▶ **Exercise prompt**:
Reproduce all of the data below without alteration; exclude every picture.

▶ **Supplied data**:
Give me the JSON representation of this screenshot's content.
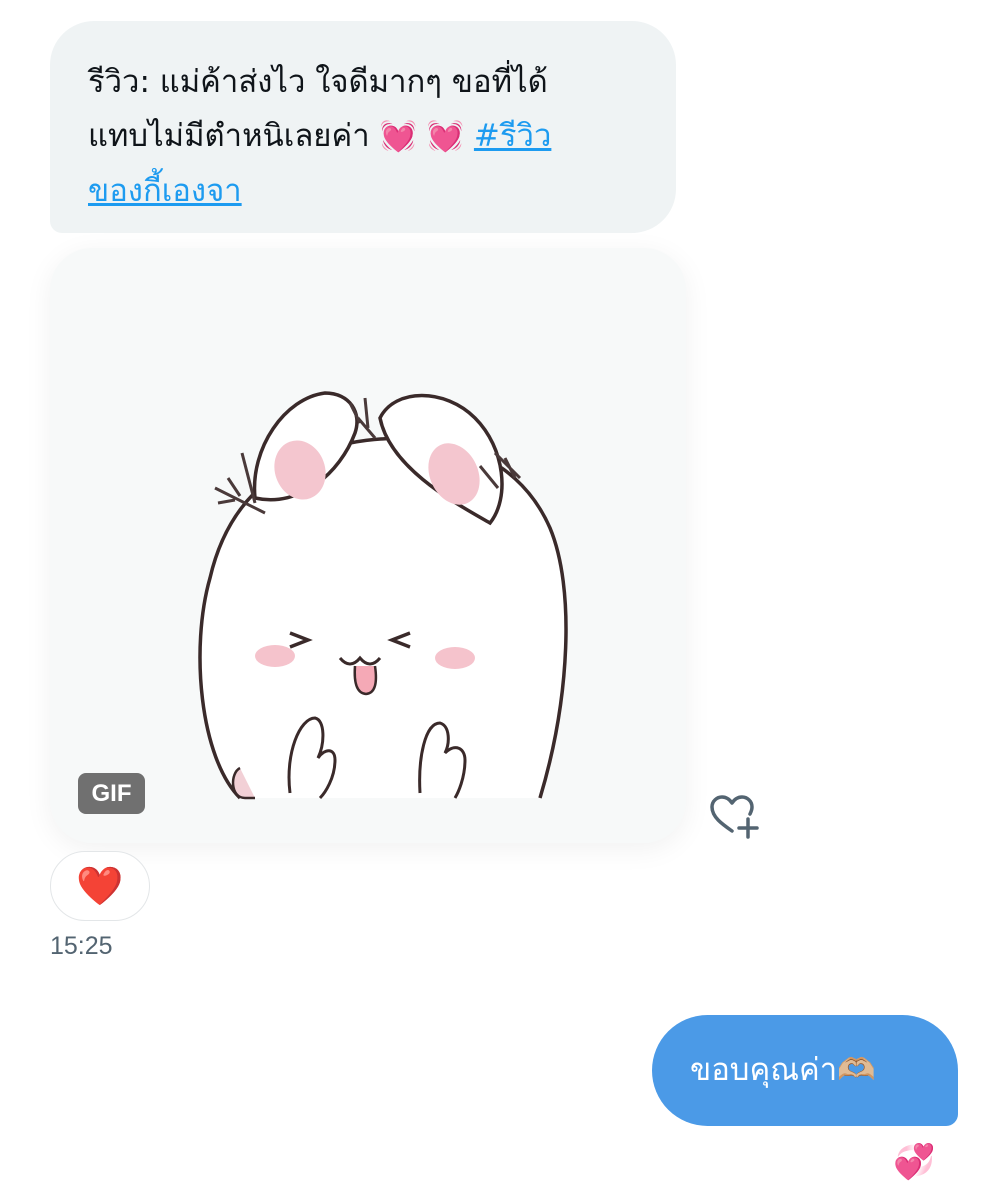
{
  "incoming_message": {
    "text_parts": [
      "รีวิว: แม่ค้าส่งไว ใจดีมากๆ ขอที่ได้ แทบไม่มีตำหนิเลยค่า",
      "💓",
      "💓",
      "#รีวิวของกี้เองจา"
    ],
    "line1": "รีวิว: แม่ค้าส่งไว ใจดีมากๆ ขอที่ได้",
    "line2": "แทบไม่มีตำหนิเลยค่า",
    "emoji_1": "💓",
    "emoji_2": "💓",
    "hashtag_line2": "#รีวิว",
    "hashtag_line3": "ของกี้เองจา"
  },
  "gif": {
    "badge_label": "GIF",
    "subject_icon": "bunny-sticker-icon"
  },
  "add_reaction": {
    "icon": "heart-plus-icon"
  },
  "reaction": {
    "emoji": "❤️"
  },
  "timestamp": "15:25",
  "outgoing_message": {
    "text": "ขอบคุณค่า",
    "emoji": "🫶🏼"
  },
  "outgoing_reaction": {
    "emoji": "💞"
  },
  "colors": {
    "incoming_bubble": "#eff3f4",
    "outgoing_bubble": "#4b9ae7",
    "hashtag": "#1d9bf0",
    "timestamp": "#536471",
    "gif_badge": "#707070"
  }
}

▶ **Exercise answer**:
Give me the JSON representation of this screenshot's content.
{
  "incoming_message": {
    "text_parts": [
      "รีวิว: แม่ค้าส่งไว ใจดีมากๆ ขอที่ได้ แทบไม่มีตำหนิเลยค่า",
      "💓",
      "💓",
      "#รีวิวของกี้เองจา"
    ],
    "line1": "รีวิว: แม่ค้าส่งไว ใจดีมากๆ ขอที่ได้",
    "line2": "แทบไม่มีตำหนิเลยค่า",
    "emoji_1": "💓",
    "emoji_2": "💓",
    "hashtag_line2": "#รีวิว",
    "hashtag_line3": "ของกี้เองจา"
  },
  "gif": {
    "badge_label": "GIF",
    "subject_icon": "bunny-sticker-icon"
  },
  "add_reaction": {
    "icon": "heart-plus-icon"
  },
  "reaction": {
    "emoji": "❤️"
  },
  "timestamp": "15:25",
  "outgoing_message": {
    "text": "ขอบคุณค่า",
    "emoji": "🫶🏼"
  },
  "outgoing_reaction": {
    "emoji": "💞"
  },
  "colors": {
    "incoming_bubble": "#eff3f4",
    "outgoing_bubble": "#4b9ae7",
    "hashtag": "#1d9bf0",
    "timestamp": "#536471",
    "gif_badge": "#707070"
  }
}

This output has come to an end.